** start Available data **

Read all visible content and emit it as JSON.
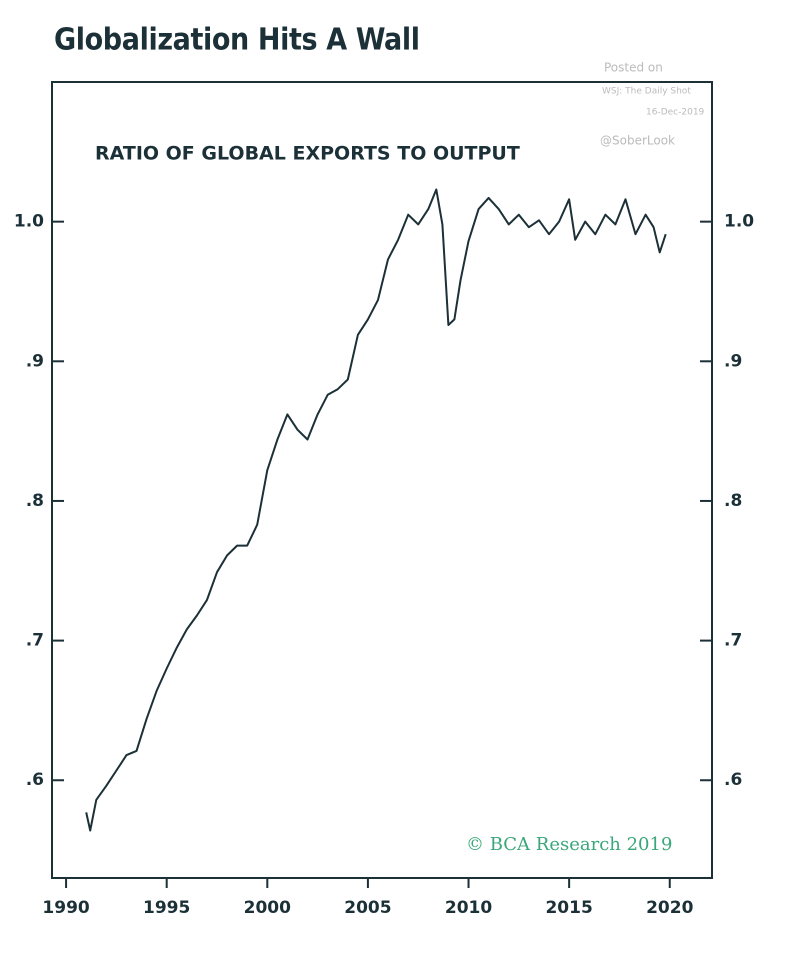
{
  "chart_data": {
    "type": "line",
    "title": "Globalization Hits A Wall",
    "subtitle": "RATIO OF GLOBAL EXPORTS TO OUTPUT",
    "annotations": [
      "Posted on",
      "WSJ: The Daily Shot",
      "16-Dec-2019",
      "@SoberLook",
      "© BCA Research 2019"
    ],
    "x": [
      1991.0,
      1991.2,
      1991.5,
      1992.0,
      1992.5,
      1993.0,
      1993.5,
      1994.0,
      1994.5,
      1995.0,
      1995.5,
      1996.0,
      1996.5,
      1997.0,
      1997.5,
      1998.0,
      1998.5,
      1999.0,
      1999.5,
      2000.0,
      2000.5,
      2001.0,
      2001.5,
      2002.0,
      2002.5,
      2003.0,
      2003.5,
      2004.0,
      2004.5,
      2005.0,
      2005.5,
      2006.0,
      2006.5,
      2007.0,
      2007.5,
      2008.0,
      2008.4,
      2008.7,
      2009.0,
      2009.3,
      2009.6,
      2010.0,
      2010.5,
      2011.0,
      2011.5,
      2012.0,
      2012.5,
      2013.0,
      2013.5,
      2014.0,
      2014.5,
      2015.0,
      2015.3,
      2015.8,
      2016.3,
      2016.8,
      2017.3,
      2017.8,
      2018.3,
      2018.8,
      2019.2,
      2019.5,
      2019.8
    ],
    "series": [
      {
        "name": "Ratio of global exports to output",
        "color": "#1c3038",
        "values": [
          0.577,
          0.564,
          0.586,
          0.596,
          0.607,
          0.618,
          0.621,
          0.644,
          0.664,
          0.68,
          0.695,
          0.708,
          0.718,
          0.729,
          0.749,
          0.761,
          0.768,
          0.768,
          0.783,
          0.822,
          0.844,
          0.862,
          0.851,
          0.844,
          0.862,
          0.876,
          0.88,
          0.887,
          0.919,
          0.93,
          0.944,
          0.973,
          0.987,
          1.005,
          0.998,
          1.009,
          1.023,
          0.998,
          0.926,
          0.93,
          0.958,
          0.986,
          1.009,
          1.017,
          1.009,
          0.998,
          1.005,
          0.996,
          1.001,
          0.991,
          1.0,
          1.016,
          0.987,
          1.0,
          0.991,
          1.005,
          0.998,
          1.016,
          0.991,
          1.005,
          0.996,
          0.978,
          0.991
        ]
      }
    ],
    "xlim": [
      1989.3,
      2022.1
    ],
    "xticks": [
      1990,
      1995,
      2000,
      2005,
      2010,
      2015,
      2020
    ],
    "ylim": [
      0.53,
      1.1
    ],
    "yticks": [
      {
        "value": 0.6,
        "label": ".6"
      },
      {
        "value": 0.7,
        "label": ".7"
      },
      {
        "value": 0.8,
        "label": ".8"
      },
      {
        "value": 0.9,
        "label": ".9"
      },
      {
        "value": 1,
        "label": "1.0"
      }
    ],
    "grid": false
  }
}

** end Available data **

— What this task involves —
Send back the data above word for word, with the pictures left out.

— Exercise answer —
Read all visible content and emit it as JSON.
{
  "chart_data": {
    "type": "line",
    "title": "Globalization Hits A Wall",
    "subtitle": "RATIO OF GLOBAL EXPORTS TO OUTPUT",
    "annotations": [
      "Posted on",
      "WSJ: The Daily Shot",
      "16-Dec-2019",
      "@SoberLook",
      "© BCA Research 2019"
    ],
    "x": [
      1991.0,
      1991.2,
      1991.5,
      1992.0,
      1992.5,
      1993.0,
      1993.5,
      1994.0,
      1994.5,
      1995.0,
      1995.5,
      1996.0,
      1996.5,
      1997.0,
      1997.5,
      1998.0,
      1998.5,
      1999.0,
      1999.5,
      2000.0,
      2000.5,
      2001.0,
      2001.5,
      2002.0,
      2002.5,
      2003.0,
      2003.5,
      2004.0,
      2004.5,
      2005.0,
      2005.5,
      2006.0,
      2006.5,
      2007.0,
      2007.5,
      2008.0,
      2008.4,
      2008.7,
      2009.0,
      2009.3,
      2009.6,
      2010.0,
      2010.5,
      2011.0,
      2011.5,
      2012.0,
      2012.5,
      2013.0,
      2013.5,
      2014.0,
      2014.5,
      2015.0,
      2015.3,
      2015.8,
      2016.3,
      2016.8,
      2017.3,
      2017.8,
      2018.3,
      2018.8,
      2019.2,
      2019.5,
      2019.8
    ],
    "series": [
      {
        "name": "Ratio of global exports to output",
        "color": "#1c3038",
        "values": [
          0.577,
          0.564,
          0.586,
          0.596,
          0.607,
          0.618,
          0.621,
          0.644,
          0.664,
          0.68,
          0.695,
          0.708,
          0.718,
          0.729,
          0.749,
          0.761,
          0.768,
          0.768,
          0.783,
          0.822,
          0.844,
          0.862,
          0.851,
          0.844,
          0.862,
          0.876,
          0.88,
          0.887,
          0.919,
          0.93,
          0.944,
          0.973,
          0.987,
          1.005,
          0.998,
          1.009,
          1.023,
          0.998,
          0.926,
          0.93,
          0.958,
          0.986,
          1.009,
          1.017,
          1.009,
          0.998,
          1.005,
          0.996,
          1.001,
          0.991,
          1.0,
          1.016,
          0.987,
          1.0,
          0.991,
          1.005,
          0.998,
          1.016,
          0.991,
          1.005,
          0.996,
          0.978,
          0.991
        ]
      }
    ],
    "xlim": [
      1989.3,
      2022.1
    ],
    "xticks": [
      1990,
      1995,
      2000,
      2005,
      2010,
      2015,
      2020
    ],
    "ylim": [
      0.53,
      1.1
    ],
    "yticks": [
      {
        "value": 0.6,
        "label": ".6"
      },
      {
        "value": 0.7,
        "label": ".7"
      },
      {
        "value": 0.8,
        "label": ".8"
      },
      {
        "value": 0.9,
        "label": ".9"
      },
      {
        "value": 1,
        "label": "1.0"
      }
    ],
    "grid": false
  }
}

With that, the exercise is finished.